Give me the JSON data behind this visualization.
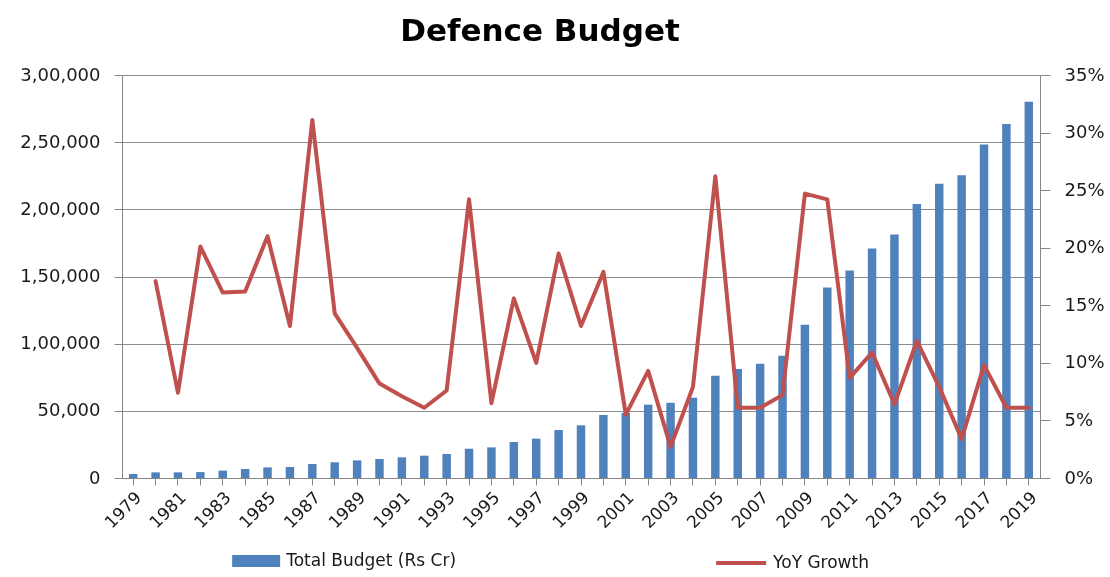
{
  "chart_data": {
    "type": "bar",
    "title": "Defence Budget",
    "categories": [
      "1979",
      null,
      "1981",
      null,
      "1983",
      null,
      "1985",
      null,
      "1987",
      null,
      "1989",
      null,
      "1991",
      null,
      "1993",
      null,
      "1995",
      null,
      "1997",
      null,
      "1999",
      null,
      "2001",
      null,
      "2003",
      null,
      "2005",
      null,
      "2007",
      null,
      "2009",
      null,
      "2011",
      null,
      "2013",
      null,
      "2015",
      null,
      "2017",
      null,
      "2019"
    ],
    "series": [
      {
        "name": "Total Budget (Rs Cr)",
        "color": "#4f81bd",
        "values": [
          3000,
          4200,
          4200,
          4400,
          5500,
          6700,
          7900,
          8200,
          10400,
          11700,
          13100,
          14100,
          15400,
          16600,
          17900,
          21800,
          22800,
          26800,
          29300,
          35700,
          39200,
          46900,
          48400,
          54600,
          56000,
          59800,
          76100,
          81100,
          85100,
          91000,
          114100,
          141900,
          154500,
          170900,
          181300,
          203900,
          219000,
          225400,
          248300,
          263600,
          280000
        ]
      },
      {
        "name": "YoY Growth",
        "type": "line",
        "axis": "y2",
        "color": "#c0504d",
        "values": [
          null,
          17.1,
          7.4,
          20.1,
          16.1,
          16.2,
          21.0,
          13.2,
          31.1,
          14.3,
          11.3,
          8.2,
          7.1,
          6.1,
          7.6,
          24.2,
          6.5,
          15.6,
          10.0,
          19.5,
          13.2,
          17.9,
          5.5,
          9.3,
          2.7,
          7.9,
          26.2,
          6.1,
          6.1,
          7.2,
          24.7,
          24.2,
          8.7,
          10.9,
          6.4,
          11.9,
          7.9,
          3.4,
          9.8,
          6.1,
          6.1
        ]
      }
    ],
    "ylim": [
      0,
      300000
    ],
    "yticks": [
      0,
      {
        "value": 50000,
        "label": "50,000"
      },
      {
        "value": 100000,
        "label": "1,00,000"
      },
      {
        "value": 150000,
        "label": "1,50,000"
      },
      {
        "value": 200000,
        "label": "2,00,000"
      },
      {
        "value": 250000,
        "label": "2,50,000"
      },
      {
        "value": 300000,
        "label": "3,00,000"
      }
    ],
    "y2lim": [
      0,
      35
    ],
    "y2ticks": [
      {
        "value": 0,
        "label": "0%"
      },
      {
        "value": 5,
        "label": "5%"
      },
      {
        "value": 10,
        "label": "10%"
      },
      {
        "value": 15,
        "label": "15%"
      },
      {
        "value": 20,
        "label": "20%"
      },
      {
        "value": 25,
        "label": "25%"
      },
      {
        "value": 30,
        "label": "30%"
      },
      {
        "value": 35,
        "label": "35%"
      }
    ],
    "grid": "y",
    "legend": "bottom",
    "line_style": "solid"
  }
}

What to do:
Where a line contains "name", copy that line.

Answer to the exercise:
        "name": "Total Budget (Rs Cr)",
        "name": "YoY Growth",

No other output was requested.